*Collection entries*.
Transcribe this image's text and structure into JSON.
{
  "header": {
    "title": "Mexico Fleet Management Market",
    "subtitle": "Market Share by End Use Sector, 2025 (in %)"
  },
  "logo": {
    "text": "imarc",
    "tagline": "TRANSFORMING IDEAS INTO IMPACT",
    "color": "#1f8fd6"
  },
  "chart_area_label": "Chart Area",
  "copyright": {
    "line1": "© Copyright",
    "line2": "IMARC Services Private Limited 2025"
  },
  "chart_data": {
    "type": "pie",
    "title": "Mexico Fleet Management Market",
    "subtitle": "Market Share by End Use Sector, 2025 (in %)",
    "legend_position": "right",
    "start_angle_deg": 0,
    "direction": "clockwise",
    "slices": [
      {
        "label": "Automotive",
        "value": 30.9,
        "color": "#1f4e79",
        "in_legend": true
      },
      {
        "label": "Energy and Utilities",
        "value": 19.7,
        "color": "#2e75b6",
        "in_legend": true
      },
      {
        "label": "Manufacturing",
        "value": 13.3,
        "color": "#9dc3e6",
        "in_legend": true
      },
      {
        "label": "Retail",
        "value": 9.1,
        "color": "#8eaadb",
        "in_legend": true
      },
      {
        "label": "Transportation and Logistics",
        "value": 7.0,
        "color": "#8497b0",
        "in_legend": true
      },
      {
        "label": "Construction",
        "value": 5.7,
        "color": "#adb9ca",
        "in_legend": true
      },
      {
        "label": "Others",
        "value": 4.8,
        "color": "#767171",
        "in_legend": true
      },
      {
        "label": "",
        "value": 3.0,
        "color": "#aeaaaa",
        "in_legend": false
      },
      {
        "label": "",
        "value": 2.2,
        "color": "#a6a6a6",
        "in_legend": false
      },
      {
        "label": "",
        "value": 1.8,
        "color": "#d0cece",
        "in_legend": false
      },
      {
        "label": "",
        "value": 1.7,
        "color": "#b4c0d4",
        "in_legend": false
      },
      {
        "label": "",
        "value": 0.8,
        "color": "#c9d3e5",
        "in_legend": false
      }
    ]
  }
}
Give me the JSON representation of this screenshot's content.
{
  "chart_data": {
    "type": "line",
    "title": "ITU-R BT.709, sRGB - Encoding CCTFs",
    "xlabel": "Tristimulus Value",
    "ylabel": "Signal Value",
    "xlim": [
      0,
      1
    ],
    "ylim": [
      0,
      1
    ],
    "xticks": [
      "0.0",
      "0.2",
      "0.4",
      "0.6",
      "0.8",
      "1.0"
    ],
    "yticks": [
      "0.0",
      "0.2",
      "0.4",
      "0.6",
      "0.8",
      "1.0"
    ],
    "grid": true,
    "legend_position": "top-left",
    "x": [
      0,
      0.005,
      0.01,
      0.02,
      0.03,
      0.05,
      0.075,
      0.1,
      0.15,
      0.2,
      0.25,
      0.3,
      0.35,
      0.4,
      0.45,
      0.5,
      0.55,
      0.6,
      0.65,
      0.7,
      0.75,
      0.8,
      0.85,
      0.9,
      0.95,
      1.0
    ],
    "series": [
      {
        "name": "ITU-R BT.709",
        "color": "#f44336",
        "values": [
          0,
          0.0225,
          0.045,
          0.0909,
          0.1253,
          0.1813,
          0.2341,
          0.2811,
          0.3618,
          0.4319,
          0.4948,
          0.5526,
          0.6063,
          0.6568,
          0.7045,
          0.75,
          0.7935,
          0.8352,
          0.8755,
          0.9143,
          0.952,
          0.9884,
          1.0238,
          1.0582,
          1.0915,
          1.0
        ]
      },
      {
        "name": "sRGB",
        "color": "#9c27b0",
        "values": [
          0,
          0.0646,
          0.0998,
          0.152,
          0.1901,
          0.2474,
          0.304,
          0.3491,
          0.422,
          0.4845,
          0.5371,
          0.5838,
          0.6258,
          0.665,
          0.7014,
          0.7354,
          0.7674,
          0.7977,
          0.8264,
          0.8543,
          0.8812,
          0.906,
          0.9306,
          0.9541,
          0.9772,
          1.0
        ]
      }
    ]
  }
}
* * *
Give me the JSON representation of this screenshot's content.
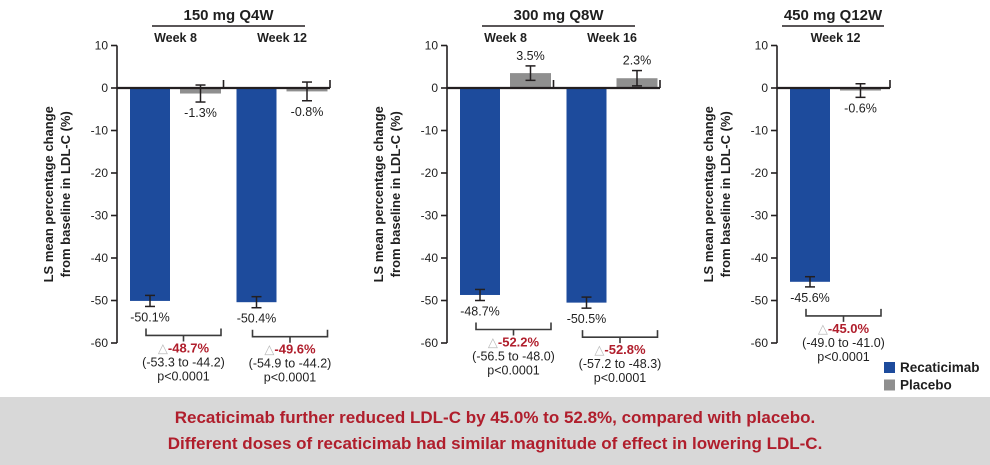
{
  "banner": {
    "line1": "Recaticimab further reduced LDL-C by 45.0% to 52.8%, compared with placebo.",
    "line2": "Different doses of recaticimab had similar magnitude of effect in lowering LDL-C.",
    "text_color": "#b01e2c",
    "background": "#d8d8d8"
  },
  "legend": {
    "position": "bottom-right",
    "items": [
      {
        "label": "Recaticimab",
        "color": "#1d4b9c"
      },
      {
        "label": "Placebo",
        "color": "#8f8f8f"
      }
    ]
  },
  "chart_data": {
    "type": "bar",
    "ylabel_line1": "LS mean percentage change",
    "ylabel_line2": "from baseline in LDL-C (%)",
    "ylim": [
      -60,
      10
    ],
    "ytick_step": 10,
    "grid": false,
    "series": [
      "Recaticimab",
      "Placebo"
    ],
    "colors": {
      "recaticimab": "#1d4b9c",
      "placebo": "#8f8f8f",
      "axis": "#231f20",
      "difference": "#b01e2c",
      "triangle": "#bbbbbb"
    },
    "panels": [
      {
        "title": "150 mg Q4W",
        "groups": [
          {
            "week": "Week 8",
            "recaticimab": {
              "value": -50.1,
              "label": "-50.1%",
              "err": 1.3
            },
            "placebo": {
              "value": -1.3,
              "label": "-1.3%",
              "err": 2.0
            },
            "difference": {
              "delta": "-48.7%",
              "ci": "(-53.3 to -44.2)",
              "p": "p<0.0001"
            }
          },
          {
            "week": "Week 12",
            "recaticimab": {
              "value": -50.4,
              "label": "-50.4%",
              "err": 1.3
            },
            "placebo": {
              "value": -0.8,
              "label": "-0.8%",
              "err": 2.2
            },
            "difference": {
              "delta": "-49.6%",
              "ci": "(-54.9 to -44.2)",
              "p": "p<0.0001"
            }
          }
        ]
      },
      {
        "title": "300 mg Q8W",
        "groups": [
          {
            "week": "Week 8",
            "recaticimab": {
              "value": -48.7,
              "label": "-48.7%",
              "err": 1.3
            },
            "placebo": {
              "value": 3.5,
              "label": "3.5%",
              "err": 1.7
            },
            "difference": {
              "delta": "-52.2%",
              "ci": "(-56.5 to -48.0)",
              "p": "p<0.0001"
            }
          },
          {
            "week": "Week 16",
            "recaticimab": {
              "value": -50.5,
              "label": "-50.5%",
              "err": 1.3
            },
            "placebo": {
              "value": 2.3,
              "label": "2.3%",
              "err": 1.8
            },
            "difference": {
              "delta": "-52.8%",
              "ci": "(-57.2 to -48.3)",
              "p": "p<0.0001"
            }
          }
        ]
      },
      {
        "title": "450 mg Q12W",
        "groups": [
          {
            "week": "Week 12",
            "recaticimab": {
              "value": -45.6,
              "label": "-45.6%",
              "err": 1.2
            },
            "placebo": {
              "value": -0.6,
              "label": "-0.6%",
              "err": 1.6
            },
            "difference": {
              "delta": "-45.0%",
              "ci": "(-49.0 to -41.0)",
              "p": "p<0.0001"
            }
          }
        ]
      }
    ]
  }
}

*Task prompt*. Identify each line containing the string "sRGB" and copy it out.

*Exercise answer*.
    "title": "ITU-R BT.709, sRGB - Encoding CCTFs",
        "name": "sRGB",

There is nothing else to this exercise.